What is expected: Whenever a line below holds the word "části", copy that line.

========

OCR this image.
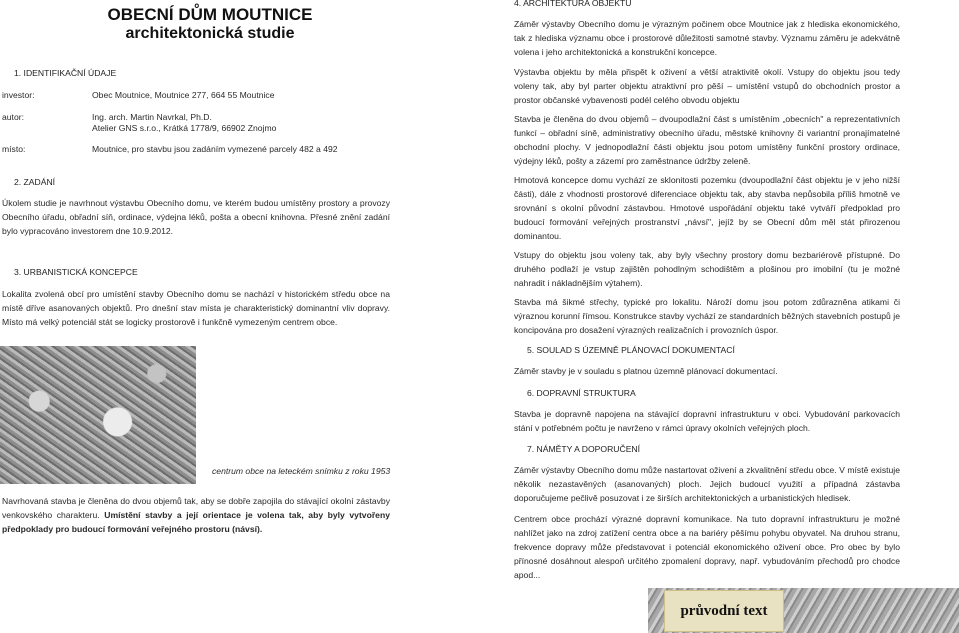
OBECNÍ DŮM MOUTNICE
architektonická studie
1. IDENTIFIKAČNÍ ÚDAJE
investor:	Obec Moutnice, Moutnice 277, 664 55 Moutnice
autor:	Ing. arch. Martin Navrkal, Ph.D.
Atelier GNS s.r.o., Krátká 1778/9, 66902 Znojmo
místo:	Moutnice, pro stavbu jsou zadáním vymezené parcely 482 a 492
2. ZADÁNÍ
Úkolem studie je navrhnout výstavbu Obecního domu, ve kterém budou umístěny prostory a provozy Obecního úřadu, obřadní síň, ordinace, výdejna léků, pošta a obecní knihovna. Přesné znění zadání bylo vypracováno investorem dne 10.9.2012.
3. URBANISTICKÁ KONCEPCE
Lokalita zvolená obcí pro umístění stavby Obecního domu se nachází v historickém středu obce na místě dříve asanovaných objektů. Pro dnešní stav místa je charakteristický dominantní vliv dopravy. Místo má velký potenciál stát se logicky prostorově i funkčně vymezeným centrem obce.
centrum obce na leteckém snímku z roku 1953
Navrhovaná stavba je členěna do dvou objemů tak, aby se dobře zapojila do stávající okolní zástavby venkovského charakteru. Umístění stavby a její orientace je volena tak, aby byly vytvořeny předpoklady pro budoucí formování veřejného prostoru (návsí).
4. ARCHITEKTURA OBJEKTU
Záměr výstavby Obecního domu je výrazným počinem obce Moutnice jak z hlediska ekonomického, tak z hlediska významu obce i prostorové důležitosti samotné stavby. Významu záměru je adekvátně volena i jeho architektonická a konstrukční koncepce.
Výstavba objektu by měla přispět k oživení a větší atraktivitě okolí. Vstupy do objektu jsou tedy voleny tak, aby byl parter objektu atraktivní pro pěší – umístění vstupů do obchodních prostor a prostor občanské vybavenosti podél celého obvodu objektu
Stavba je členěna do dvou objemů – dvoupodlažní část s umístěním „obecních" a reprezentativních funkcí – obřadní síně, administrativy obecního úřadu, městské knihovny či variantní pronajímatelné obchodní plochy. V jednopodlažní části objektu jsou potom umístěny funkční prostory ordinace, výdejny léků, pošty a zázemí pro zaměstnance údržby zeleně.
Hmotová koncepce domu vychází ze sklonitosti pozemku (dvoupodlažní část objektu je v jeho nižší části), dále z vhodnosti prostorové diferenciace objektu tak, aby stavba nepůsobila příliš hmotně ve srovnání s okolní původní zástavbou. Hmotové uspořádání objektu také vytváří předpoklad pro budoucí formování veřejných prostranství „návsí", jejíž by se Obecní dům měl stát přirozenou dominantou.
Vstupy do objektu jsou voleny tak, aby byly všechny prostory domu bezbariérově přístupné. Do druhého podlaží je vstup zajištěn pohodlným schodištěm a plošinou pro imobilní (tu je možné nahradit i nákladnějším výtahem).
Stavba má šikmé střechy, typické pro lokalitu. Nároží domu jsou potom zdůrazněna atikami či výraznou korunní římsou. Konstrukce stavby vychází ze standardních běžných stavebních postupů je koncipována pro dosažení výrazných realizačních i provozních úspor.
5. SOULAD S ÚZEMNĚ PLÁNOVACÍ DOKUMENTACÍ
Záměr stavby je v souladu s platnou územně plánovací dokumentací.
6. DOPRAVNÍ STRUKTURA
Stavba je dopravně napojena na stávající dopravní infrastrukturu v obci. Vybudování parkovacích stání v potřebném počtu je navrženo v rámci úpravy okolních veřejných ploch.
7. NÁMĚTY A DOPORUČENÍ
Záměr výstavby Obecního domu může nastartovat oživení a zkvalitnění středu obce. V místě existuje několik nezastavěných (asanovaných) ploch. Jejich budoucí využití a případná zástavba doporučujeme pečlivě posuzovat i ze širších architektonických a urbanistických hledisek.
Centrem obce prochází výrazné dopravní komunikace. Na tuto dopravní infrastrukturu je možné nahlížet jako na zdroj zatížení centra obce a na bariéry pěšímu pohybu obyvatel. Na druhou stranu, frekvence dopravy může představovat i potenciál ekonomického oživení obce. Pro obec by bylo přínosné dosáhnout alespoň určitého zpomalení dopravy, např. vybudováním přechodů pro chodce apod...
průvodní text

========

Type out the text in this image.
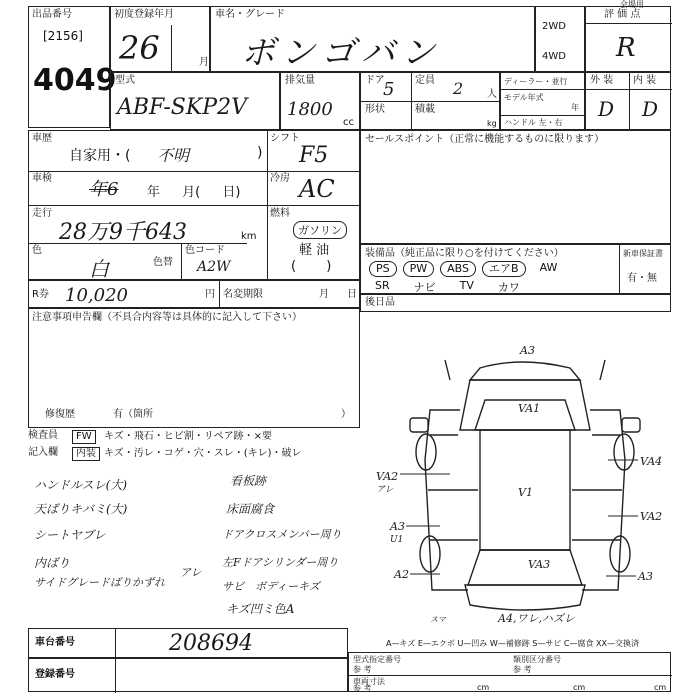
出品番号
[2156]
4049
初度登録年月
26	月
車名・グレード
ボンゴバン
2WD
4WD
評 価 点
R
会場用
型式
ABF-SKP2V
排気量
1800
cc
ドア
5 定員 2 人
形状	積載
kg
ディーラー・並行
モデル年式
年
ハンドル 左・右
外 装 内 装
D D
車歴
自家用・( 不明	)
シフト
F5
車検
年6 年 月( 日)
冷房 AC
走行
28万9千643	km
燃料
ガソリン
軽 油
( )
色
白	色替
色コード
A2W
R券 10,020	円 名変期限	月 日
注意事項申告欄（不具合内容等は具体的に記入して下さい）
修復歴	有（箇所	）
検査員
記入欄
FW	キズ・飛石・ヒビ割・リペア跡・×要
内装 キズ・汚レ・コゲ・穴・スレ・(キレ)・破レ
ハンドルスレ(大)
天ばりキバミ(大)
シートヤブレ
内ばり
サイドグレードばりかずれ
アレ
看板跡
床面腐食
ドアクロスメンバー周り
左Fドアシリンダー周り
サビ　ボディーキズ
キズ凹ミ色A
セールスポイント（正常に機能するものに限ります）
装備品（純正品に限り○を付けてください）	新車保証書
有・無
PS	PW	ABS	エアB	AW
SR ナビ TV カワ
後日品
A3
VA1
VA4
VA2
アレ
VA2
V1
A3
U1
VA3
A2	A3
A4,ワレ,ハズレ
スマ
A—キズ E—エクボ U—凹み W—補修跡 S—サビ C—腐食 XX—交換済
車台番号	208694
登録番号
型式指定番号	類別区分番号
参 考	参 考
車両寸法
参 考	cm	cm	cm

========

Task solution:
Stavba je členěna do dvou objemů – dvoupodlažní část s umístěním „obecních" a reprezentativních funkcí – obřadní síně, administrativy obecního úřadu, městské knihovny či variantní pronajímatelné obchodní plochy. V jednopodlažní části objektu jsou potom umístěny funkční prostory ordinace, výdejny léků, pošty a zázemí pro zaměstnance údržby zeleně.
Hmotová koncepce domu vychází ze sklonitosti pozemku (dvoupodlažní část objektu je v jeho nižší části), dále z vhodnosti prostorové diferenciace objektu tak, aby stavba nepůsobila příliš hmotně ve srovnání s okolní původní zástavbou. Hmotové uspořádání objektu také vytváří předpoklad pro budoucí formování veřejných prostranství „návsí", jejíž by se Obecní dům měl stát přirozenou dominantou.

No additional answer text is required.